Source data
···

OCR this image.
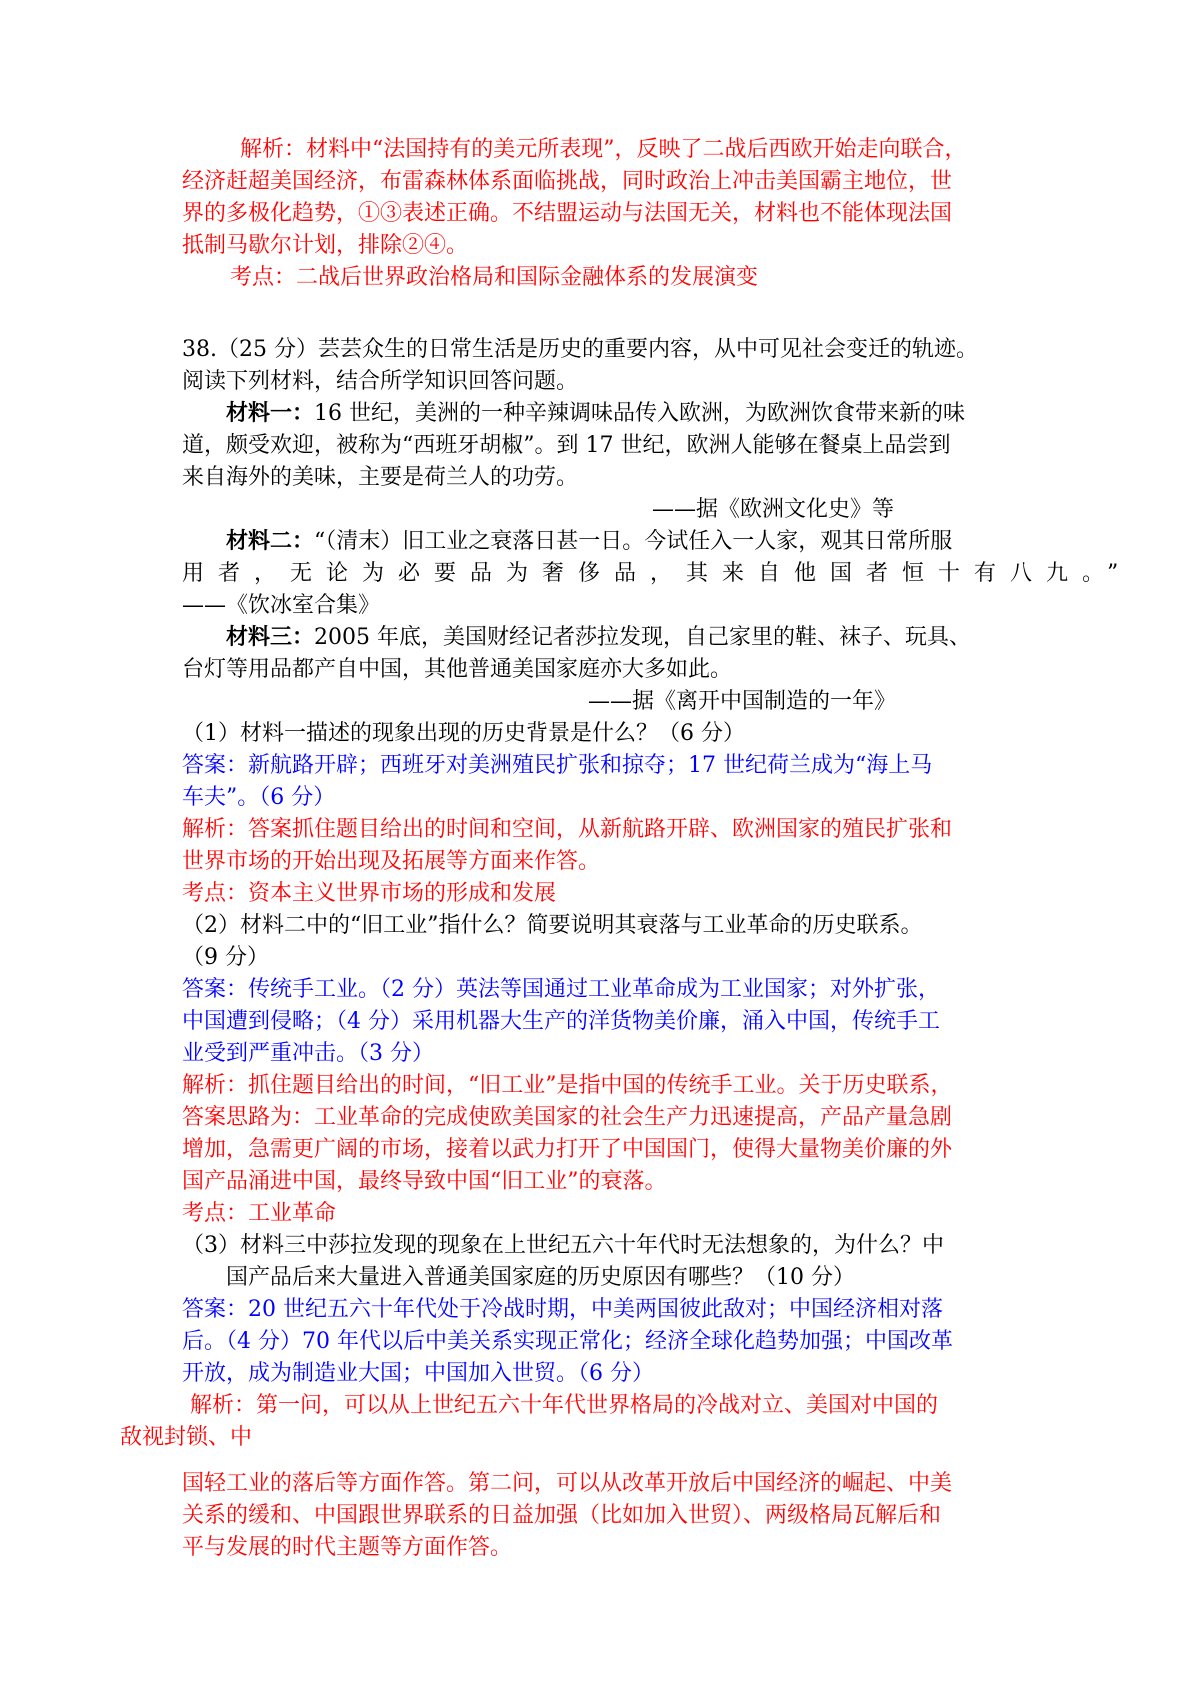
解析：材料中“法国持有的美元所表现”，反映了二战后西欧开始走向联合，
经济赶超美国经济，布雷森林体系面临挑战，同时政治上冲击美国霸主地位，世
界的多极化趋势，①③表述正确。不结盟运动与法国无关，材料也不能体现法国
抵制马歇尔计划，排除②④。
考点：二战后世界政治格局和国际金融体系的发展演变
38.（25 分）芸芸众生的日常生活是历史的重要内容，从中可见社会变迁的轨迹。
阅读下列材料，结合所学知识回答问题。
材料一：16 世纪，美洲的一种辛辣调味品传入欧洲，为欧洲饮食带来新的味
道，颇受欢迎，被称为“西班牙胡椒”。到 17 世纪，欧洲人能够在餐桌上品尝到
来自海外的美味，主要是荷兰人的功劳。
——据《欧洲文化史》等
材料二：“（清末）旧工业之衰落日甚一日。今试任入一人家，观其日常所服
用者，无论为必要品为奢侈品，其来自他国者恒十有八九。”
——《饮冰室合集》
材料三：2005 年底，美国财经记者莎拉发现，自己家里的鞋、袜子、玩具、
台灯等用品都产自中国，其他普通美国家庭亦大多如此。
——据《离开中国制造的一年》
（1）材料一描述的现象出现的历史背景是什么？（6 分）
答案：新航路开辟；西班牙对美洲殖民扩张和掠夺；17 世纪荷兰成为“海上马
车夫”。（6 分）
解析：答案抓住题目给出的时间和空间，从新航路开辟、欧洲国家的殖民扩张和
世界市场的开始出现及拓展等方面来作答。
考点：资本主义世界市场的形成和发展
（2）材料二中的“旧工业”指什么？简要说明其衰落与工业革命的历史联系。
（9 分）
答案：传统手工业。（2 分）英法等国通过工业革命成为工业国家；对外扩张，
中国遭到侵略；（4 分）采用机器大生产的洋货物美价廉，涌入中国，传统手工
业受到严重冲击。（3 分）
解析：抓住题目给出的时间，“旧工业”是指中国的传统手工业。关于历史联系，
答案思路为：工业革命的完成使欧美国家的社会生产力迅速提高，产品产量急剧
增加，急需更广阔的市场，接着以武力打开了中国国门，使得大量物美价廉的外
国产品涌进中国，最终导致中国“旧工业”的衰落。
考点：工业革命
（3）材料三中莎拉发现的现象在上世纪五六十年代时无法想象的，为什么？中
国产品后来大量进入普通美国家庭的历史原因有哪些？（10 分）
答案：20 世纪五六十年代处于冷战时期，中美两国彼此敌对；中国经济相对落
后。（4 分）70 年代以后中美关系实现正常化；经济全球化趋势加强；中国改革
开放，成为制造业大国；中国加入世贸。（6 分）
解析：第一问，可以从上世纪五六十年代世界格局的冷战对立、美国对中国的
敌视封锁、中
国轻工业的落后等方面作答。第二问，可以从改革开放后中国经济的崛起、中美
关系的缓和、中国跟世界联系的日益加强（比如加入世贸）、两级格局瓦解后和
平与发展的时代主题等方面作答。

···

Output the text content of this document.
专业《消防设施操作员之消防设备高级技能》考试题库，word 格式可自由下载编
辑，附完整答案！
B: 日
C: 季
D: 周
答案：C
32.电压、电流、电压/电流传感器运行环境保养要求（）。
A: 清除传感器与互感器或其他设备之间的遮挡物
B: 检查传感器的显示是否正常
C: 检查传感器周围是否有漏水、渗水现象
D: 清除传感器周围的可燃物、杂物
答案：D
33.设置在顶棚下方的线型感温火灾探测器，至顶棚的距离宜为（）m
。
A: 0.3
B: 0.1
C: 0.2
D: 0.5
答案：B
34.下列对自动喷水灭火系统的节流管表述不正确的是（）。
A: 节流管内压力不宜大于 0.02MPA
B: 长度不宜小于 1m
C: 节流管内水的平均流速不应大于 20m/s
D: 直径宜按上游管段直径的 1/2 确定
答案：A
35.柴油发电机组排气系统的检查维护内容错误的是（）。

···

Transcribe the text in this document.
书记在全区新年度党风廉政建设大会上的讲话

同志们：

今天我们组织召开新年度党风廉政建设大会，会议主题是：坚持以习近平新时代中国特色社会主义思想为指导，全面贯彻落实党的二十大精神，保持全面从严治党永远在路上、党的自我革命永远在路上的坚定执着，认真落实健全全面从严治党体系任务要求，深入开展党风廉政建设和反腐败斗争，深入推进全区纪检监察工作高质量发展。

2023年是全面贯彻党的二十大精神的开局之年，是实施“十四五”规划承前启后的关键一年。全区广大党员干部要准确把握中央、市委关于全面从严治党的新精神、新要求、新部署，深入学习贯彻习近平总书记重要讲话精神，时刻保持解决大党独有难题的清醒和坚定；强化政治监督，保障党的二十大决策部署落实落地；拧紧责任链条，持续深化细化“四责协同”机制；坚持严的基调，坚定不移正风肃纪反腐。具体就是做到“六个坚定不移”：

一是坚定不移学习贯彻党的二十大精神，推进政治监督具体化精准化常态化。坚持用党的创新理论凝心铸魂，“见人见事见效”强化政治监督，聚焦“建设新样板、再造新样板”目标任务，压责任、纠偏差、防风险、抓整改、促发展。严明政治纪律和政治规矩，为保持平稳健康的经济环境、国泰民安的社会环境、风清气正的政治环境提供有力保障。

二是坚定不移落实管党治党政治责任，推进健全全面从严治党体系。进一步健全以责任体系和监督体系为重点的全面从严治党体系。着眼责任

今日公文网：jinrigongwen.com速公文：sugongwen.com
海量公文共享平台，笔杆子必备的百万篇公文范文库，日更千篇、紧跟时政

···

» EXERCISE DESCRIPTION
Which lines above contain the word "强化政治监督"? Copy each of them.

» REPLY TO THE TASK
2023年是全面贯彻党的二十大精神的开局之年，是实施“十四五”规划承前启后的关键一年。全区广大党员干部要准确把握中央、市委关于全面从严治党的新精神、新要求、新部署，深入学习贯彻习近平总书记重要讲话精神，时刻保持解决大党独有难题的清醒和坚定；强化政治监督，保障党的二十大决策部署落实落地；拧紧责任链条，持续深化细化“四责协同”机制；坚持严的基调，坚定不移正风肃纪反腐。具体就是做到“六个坚定不移”：
一是坚定不移学习贯彻党的二十大精神，推进政治监督具体化精准化常态化。坚持用党的创新理论凝心铸魂，“见人见事见效”强化政治监督，聚焦“建设新样板、再造新样板”目标任务，压责任、纠偏差、防风险、抓整改、促发展。严明政治纪律和政治规矩，为保持平稳健康的经济环境、国泰民安的社会环境、风清气正的政治环境提供有力保障。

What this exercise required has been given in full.